[START OF Source text]

[HN Gopher] Show HN: Pg_CRDT - an experimental CRDT extension fo...
___________________________________________________________________
Show HN: Pg_CRDT - an experimental CRDT extension for Postgres
This is an experimental extension for CRDTs, pg_crdt: GitHub
repo[0]. It supports Yjs/Yrs and Automerge. The linked blog post
[1] describes how we're thinking about this extension in a Supabase
context. I want to emphasise this part: "pg_crdt has not been
released onto the Supabase platform (and it may never be). We're
considering many options for offline-sync/support and, while CRDTs
will undoubtedly factor in, we're not sure if this is the right
approach." [0] GitHub repo: https://github.com/supabase/pg_crdt
[1] Blog post: https://supabase.com/blog/postgres-crdt
Author : kiwicopple
Score : 233 points
Date : 2022-12-10 12:20 UTC (10 hours ago)
(HTM) web link (supabase.com)
(TXT) w3m dump (supabase.com)
| kiwicopple wrote:
| For quick viewing, here's how it works in Postgres (using Yjs):
| create table posts ( id serial primary key,
| content crdt.ydoc default crdt.new_ydoc() );
| insert into posts (content) values (crdt.new_ydoc());
| update posts set content = content || crdt.new_ydoc()
| where id = 1;
|
| The heavy-lifting is done by the teams at Yjs[0] and
| Automerge[1], who have re-implemented their JS libs in Rust. This
| made it possible for us to wrap them into a Postgres extension
| using pgx[2] (which is fast becoming a de-facto tool at supabase)
|
| [0] Yjs: https://github.com/yjs/yjs
|
| [1] Automerge: https://github.com/automerge/automerge
|
| [3] pgx: https://github.com/tcdi/pgx
| samwillis wrote:
| Super excited to see this Paul, and amused to see the nod to my
| comment in the post :-)
|
| I'm going to enjoy getting stuck into this! (When I'm not stuck
| driving for six hours... just a quick coffee break reading
| this)
|
| Support for CRDT columns within a db to enable JSON like
| indexing/querying capabilities is fundamental to then building
| some exciting further developments. Supporting both Yjs and
| Automerge is exactly the right route forward.
| samwillis wrote:
| Had a chance to take a little more of a look, did you
| investigate querying/indexing within the documents? (Didn't
| spot any sign in the repository)
|
| Without the ability to index properties, or do ad-hock
| queries, on the documents there is little reason to to the
| merging in-DB. It then makes more sense to merge outside the
| DB and save both the raw CRDT object and a serialised JSON
| next to it for querying. I assume that if you had found it's
| performance better, indexing+querying would have been the
| next step?

[END OF Source text]
[START OF Provided records]

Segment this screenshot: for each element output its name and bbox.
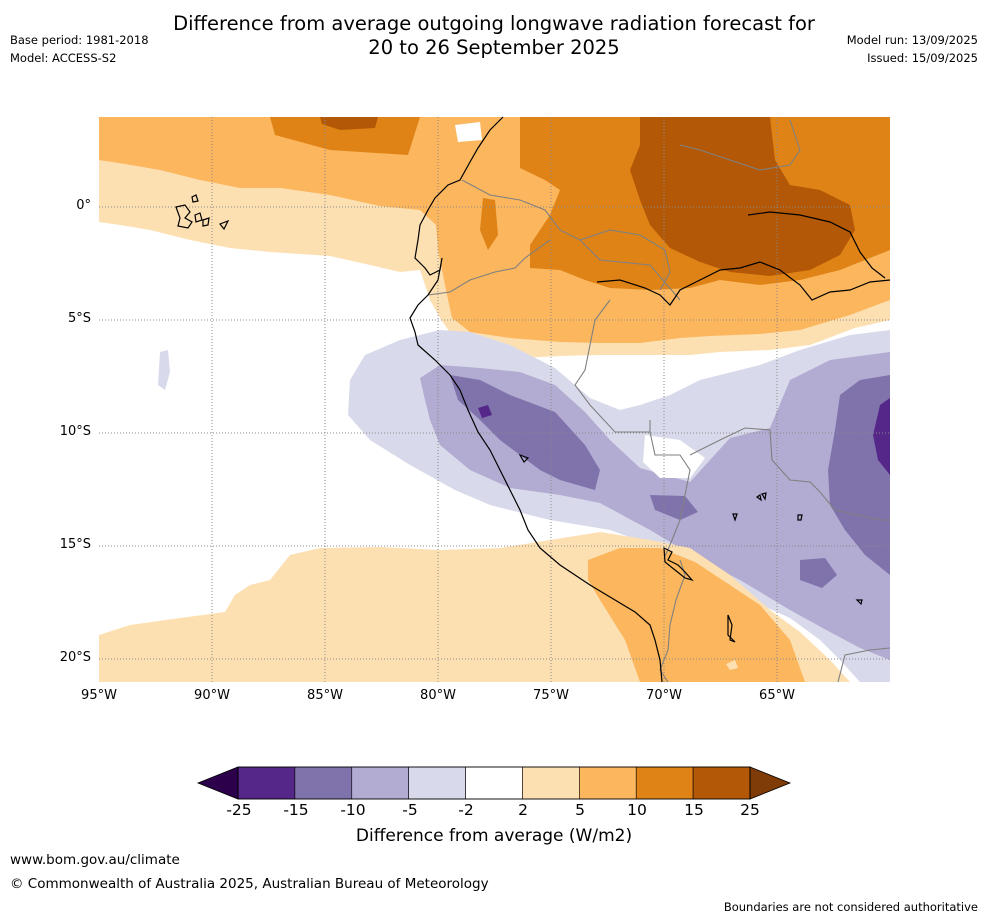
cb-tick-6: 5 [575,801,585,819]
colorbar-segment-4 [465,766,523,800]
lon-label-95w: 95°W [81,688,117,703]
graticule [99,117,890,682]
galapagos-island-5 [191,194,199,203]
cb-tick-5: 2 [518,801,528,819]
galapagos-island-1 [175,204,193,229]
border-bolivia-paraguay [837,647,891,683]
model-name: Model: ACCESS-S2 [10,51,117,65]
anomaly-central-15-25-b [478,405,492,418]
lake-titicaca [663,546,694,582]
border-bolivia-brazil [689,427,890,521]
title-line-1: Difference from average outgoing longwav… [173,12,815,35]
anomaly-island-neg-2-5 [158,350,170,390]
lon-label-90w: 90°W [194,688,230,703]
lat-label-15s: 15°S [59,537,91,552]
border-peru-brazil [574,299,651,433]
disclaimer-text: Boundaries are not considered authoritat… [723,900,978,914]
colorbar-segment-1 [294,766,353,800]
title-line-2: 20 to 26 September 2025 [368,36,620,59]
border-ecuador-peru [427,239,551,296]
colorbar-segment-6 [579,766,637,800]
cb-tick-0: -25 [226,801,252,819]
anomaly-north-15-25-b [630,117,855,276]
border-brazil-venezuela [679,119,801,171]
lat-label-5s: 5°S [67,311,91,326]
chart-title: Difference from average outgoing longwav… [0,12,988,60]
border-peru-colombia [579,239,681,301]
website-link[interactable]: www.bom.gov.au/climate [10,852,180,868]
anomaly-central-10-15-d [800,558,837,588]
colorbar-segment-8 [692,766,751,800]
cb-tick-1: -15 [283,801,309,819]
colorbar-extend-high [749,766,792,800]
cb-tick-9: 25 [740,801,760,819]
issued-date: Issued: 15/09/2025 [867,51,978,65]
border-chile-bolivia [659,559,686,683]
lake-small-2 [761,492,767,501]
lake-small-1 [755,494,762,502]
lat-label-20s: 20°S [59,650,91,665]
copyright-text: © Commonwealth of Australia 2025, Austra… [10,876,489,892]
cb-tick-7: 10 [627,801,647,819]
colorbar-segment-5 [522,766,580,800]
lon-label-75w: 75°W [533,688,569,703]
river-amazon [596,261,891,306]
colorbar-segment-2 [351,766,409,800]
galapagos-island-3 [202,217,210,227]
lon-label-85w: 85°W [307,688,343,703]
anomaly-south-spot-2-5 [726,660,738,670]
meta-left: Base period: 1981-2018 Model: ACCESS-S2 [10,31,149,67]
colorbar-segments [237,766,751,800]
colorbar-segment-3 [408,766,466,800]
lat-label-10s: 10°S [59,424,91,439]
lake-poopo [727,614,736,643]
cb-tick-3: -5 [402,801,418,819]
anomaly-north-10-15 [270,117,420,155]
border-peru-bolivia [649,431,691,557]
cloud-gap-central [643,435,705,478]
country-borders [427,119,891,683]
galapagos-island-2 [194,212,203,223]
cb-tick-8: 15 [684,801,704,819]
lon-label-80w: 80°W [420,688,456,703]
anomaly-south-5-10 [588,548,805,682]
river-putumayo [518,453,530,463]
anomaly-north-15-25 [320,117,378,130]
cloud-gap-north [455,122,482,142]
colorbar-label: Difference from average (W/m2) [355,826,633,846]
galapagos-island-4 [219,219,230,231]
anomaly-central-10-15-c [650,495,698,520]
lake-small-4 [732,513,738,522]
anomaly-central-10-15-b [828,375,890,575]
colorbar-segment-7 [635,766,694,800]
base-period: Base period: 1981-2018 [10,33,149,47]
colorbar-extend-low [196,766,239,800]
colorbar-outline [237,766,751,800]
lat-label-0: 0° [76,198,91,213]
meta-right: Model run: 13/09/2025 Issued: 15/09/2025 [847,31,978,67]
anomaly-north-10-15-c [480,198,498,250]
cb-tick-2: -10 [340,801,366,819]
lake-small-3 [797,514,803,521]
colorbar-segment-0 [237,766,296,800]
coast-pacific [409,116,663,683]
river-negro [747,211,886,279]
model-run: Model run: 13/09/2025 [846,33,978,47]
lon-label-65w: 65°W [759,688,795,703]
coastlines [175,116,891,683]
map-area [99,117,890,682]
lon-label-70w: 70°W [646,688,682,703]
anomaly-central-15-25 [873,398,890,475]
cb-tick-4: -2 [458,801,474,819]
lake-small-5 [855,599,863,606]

[END OF Provided records]
[START OF Provided records]

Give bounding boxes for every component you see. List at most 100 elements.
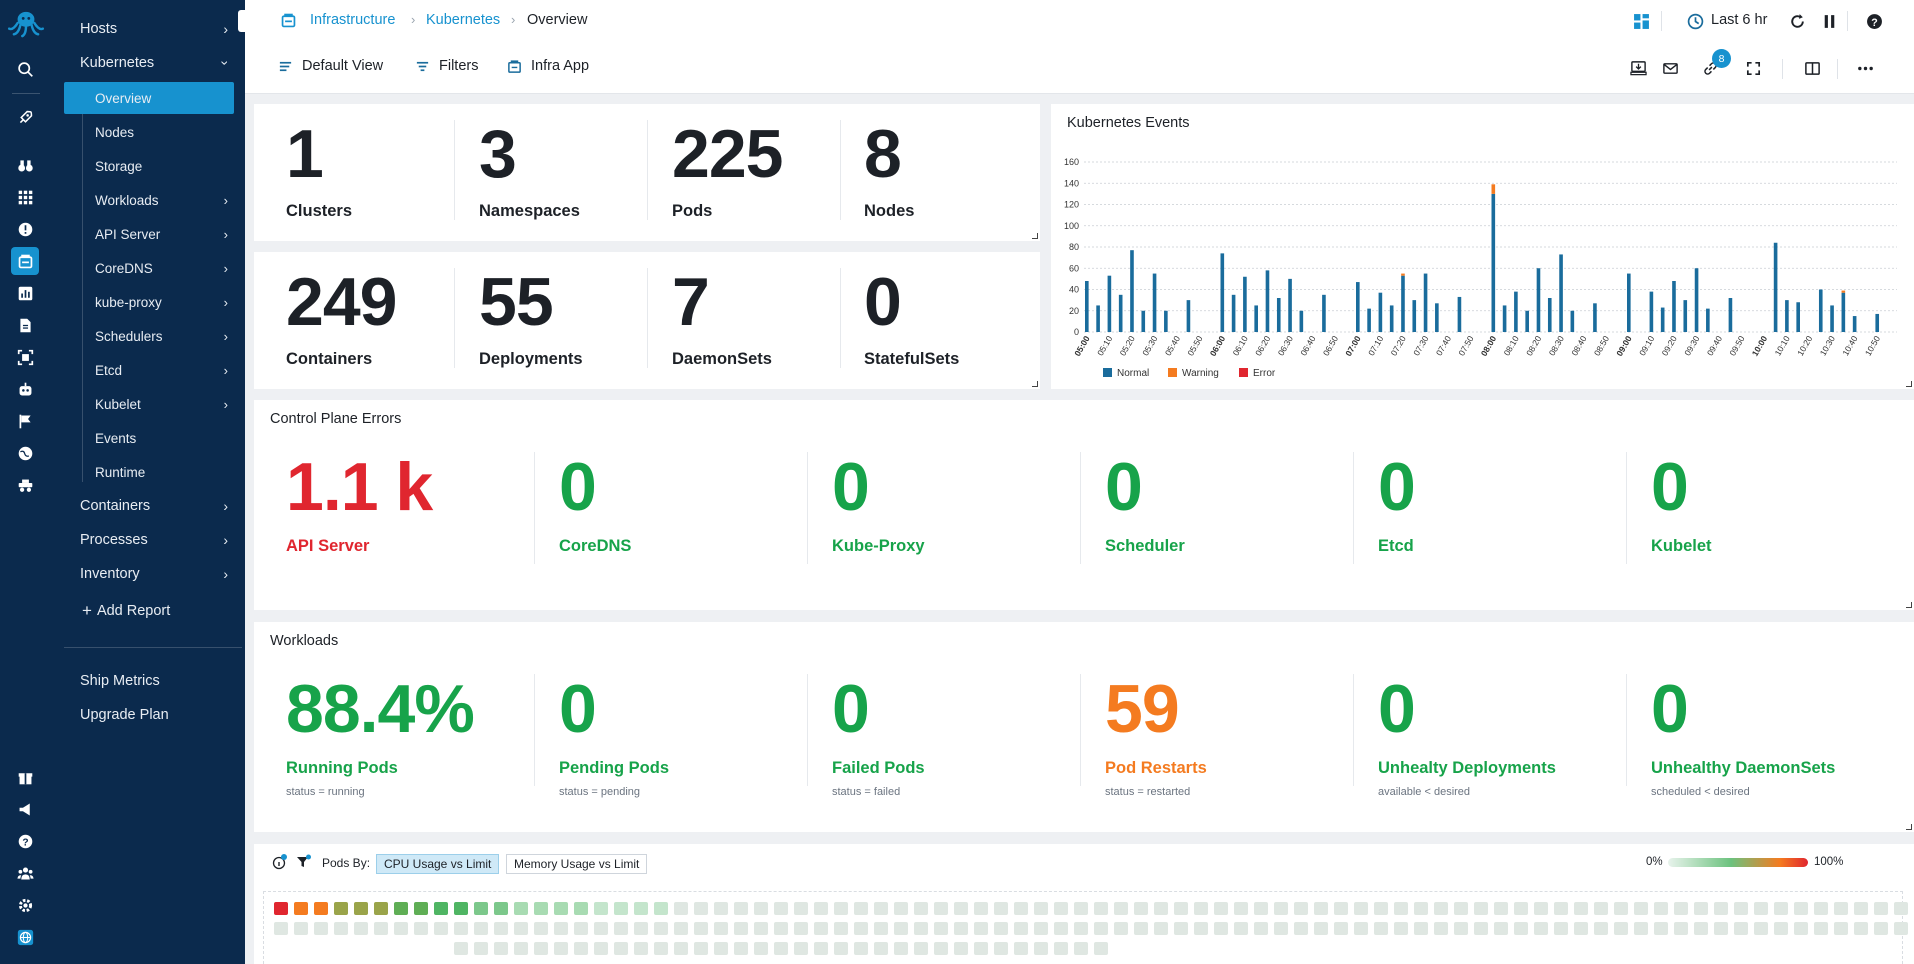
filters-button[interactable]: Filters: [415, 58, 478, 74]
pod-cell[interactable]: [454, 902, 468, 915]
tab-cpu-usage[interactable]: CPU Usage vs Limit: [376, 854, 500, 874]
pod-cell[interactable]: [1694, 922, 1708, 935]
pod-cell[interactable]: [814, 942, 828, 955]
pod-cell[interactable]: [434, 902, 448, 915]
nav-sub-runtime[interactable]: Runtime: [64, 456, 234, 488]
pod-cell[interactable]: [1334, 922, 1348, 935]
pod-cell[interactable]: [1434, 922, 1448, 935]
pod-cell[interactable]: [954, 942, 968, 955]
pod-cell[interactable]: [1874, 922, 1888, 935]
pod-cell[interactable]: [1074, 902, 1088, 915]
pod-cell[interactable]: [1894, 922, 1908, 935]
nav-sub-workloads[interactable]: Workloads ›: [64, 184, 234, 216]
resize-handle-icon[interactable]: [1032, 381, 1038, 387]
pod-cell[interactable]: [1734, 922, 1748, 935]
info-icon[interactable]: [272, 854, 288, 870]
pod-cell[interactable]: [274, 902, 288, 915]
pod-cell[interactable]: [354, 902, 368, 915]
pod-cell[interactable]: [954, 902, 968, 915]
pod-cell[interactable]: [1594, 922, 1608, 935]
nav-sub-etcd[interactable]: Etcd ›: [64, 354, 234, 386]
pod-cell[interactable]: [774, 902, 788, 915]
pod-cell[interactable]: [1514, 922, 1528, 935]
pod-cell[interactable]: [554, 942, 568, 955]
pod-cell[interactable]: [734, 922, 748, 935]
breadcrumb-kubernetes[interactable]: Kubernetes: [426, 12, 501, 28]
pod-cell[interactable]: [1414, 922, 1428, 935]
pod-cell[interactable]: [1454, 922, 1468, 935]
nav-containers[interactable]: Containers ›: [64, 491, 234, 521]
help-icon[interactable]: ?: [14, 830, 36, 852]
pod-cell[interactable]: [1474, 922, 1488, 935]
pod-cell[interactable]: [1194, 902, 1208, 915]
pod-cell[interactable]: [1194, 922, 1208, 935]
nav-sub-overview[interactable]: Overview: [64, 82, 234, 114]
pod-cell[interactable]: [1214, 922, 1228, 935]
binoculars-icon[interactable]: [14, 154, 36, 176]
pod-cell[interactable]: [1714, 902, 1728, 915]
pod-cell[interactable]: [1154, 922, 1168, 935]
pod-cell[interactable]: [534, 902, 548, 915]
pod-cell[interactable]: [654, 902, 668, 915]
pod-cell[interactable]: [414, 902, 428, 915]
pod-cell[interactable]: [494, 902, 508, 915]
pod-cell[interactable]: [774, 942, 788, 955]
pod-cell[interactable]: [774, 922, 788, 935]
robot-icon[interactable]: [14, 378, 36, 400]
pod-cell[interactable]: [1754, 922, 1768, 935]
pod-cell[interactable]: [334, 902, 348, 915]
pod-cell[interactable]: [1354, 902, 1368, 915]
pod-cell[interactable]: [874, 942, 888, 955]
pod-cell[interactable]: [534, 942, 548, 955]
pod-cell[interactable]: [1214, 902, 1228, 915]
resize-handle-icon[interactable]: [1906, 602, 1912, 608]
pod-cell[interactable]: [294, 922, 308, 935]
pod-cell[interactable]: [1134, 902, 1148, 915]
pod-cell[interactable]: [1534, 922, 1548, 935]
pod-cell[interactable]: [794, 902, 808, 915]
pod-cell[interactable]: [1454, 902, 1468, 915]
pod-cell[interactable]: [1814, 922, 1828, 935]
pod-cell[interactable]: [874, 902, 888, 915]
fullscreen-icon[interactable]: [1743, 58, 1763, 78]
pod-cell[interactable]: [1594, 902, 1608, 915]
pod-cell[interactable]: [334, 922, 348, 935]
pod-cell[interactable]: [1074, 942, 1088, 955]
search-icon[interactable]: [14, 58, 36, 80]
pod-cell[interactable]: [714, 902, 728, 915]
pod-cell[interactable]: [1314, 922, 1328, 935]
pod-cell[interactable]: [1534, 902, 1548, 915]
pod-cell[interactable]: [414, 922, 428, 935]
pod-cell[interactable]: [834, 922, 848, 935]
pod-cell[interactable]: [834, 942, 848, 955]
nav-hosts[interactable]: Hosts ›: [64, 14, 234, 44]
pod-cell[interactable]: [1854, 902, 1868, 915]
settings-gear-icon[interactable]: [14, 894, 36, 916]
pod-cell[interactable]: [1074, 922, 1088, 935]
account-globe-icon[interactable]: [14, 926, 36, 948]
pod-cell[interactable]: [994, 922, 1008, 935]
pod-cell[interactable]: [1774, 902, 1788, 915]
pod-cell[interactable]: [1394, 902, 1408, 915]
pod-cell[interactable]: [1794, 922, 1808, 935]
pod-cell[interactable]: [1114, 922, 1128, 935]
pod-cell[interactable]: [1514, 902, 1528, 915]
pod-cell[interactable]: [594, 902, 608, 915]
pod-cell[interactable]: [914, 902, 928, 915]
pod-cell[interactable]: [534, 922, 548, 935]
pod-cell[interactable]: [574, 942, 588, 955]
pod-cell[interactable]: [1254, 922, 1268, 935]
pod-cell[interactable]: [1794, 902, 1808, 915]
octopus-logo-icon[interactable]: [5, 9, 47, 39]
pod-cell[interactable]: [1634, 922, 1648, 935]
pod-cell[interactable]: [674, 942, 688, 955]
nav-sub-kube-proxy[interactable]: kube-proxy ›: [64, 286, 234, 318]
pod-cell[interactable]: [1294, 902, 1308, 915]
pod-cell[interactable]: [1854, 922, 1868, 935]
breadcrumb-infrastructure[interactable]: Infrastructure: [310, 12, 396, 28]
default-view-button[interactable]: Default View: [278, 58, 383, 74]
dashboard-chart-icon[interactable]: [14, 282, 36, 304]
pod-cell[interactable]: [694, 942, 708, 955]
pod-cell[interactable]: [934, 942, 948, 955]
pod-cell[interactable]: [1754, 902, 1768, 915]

[END OF Provided records]

= Given task A =
In the Hacker News thread, what tool was used to wrap the Rust versions of the Yjs and Automerge libraries into a Postgres extension?
= Given task B =
Write out the passage from the Hacker News thread that begins at the words "(TXT) w3m dump" and ends after "tool at supabase)".

= Final answer A =
pgx

= Final answer B =
(TXT) w3m dump (supabase.com)
| kiwicopple wrote:
| For quick viewing, here's how it works in Postgres (using Yjs):
| create table posts ( id serial primary key,
| content crdt.ydoc default crdt.new_ydoc() );
| insert into posts (content) values (crdt.new_ydoc());
| update posts set content = content || crdt.new_ydoc()
| where id = 1;
|
| The heavy-lifting is done by the teams at Yjs[0] and
| Automerge[1], who have re-implemented their JS libs in Rust. This
| made it possible for us to wrap them into a Postgres extension
| using pgx[2] (which is fast becoming a de-facto tool at supabase)